**Exercise objective**
Copy the full set of lines exactly as given.
>> Start Stored data
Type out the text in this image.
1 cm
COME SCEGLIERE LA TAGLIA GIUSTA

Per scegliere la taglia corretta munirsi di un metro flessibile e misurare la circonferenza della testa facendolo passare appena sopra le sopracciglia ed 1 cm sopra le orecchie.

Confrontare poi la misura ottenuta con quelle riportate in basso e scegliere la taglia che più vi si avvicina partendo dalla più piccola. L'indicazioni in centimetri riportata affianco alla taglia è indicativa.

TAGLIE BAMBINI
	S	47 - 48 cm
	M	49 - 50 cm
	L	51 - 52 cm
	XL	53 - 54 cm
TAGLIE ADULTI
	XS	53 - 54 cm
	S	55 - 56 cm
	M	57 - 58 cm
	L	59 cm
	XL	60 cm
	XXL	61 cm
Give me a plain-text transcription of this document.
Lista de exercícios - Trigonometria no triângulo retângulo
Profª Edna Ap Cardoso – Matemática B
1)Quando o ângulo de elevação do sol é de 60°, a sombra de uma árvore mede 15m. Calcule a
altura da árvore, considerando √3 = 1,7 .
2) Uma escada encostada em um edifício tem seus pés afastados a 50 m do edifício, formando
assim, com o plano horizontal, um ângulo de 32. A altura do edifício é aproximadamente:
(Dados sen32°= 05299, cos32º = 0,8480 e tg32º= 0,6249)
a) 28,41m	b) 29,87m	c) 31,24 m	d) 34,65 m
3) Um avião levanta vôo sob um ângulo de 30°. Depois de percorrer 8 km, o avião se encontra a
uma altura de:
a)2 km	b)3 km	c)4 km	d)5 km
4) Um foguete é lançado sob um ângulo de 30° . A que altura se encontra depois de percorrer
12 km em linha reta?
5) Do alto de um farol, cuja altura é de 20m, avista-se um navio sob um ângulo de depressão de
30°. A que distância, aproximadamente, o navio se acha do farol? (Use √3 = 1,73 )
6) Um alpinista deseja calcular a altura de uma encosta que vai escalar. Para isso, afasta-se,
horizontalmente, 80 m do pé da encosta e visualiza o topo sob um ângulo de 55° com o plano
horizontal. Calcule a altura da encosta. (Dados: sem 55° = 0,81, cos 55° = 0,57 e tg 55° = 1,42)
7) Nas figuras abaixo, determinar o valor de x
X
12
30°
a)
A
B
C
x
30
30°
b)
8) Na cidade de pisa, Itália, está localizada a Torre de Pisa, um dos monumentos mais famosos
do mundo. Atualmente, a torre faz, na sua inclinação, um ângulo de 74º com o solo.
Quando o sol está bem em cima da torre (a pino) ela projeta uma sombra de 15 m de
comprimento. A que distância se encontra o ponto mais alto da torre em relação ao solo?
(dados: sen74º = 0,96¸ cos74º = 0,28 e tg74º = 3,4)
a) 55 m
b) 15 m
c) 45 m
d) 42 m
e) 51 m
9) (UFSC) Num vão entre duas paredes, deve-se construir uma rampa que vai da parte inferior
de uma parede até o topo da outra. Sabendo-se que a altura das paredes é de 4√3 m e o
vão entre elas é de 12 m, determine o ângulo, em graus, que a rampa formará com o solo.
>> End Stored data
**Correct response**
Type out the text in this image.
1 cm
COME SCEGLIERE LA TAGLIA GIUSTA

Per scegliere la taglia corretta munirsi di un metro flessibile e misurare la circonferenza della testa facendolo passare appena sopra le sopracciglia ed 1 cm sopra le orecchie.

Confrontare poi la misura ottenuta con quelle riportate in basso e scegliere la taglia che più vi si avvicina partendo dalla più piccola. L'indicazioni in centimetri riportata affianco alla taglia è indicativa.

TAGLIE BAMBINI
	S	47 - 48 cm
	M	49 - 50 cm
	L	51 - 52 cm
	XL	53 - 54 cm
TAGLIE ADULTI
	XS	53 - 54 cm
	S	55 - 56 cm
	M	57 - 58 cm
	L	59 cm
	XL	60 cm
	XXL	61 cm
Give me a plain-text transcription of this document.
Lista de exercícios - Trigonometria no triângulo retângulo
Profª Edna Ap Cardoso – Matemática B
1)Quando o ângulo de elevação do sol é de 60°, a sombra de uma árvore mede 15m. Calcule a
altura da árvore, considerando √3 = 1,7 .
2) Uma escada encostada em um edifício tem seus pés afastados a 50 m do edifício, formando
assim, com o plano horizontal, um ângulo de 32. A altura do edifício é aproximadamente:
(Dados sen32°= 05299, cos32º = 0,8480 e tg32º= 0,6249)
a) 28,41m	b) 29,87m	c) 31,24 m	d) 34,65 m
3) Um avião levanta vôo sob um ângulo de 30°. Depois de percorrer 8 km, o avião se encontra a
uma altura de:
a)2 km	b)3 km	c)4 km	d)5 km
4) Um foguete é lançado sob um ângulo de 30° . A que altura se encontra depois de percorrer
12 km em linha reta?
5) Do alto de um farol, cuja altura é de 20m, avista-se um navio sob um ângulo de depressão de
30°. A que distância, aproximadamente, o navio se acha do farol? (Use √3 = 1,73 )
6) Um alpinista deseja calcular a altura de uma encosta que vai escalar. Para isso, afasta-se,
horizontalmente, 80 m do pé da encosta e visualiza o topo sob um ângulo de 55° com o plano
horizontal. Calcule a altura da encosta. (Dados: sem 55° = 0,81, cos 55° = 0,57 e tg 55° = 1,42)
7) Nas figuras abaixo, determinar o valor de x
X
12
30°
a)
A
B
C
x
30
30°
b)
8) Na cidade de pisa, Itália, está localizada a Torre de Pisa, um dos monumentos mais famosos
do mundo. Atualmente, a torre faz, na sua inclinação, um ângulo de 74º com o solo.
Quando o sol está bem em cima da torre (a pino) ela projeta uma sombra de 15 m de
comprimento. A que distância se encontra o ponto mais alto da torre em relação ao solo?
(dados: sen74º = 0,96¸ cos74º = 0,28 e tg74º = 3,4)
a) 55 m
b) 15 m
c) 45 m
d) 42 m
e) 51 m
9) (UFSC) Num vão entre duas paredes, deve-se construir uma rampa que vai da parte inferior
de uma parede até o topo da outra. Sabendo-se que a altura das paredes é de 4√3 m e o
vão entre elas é de 12 m, determine o ângulo, em graus, que a rampa formará com o solo.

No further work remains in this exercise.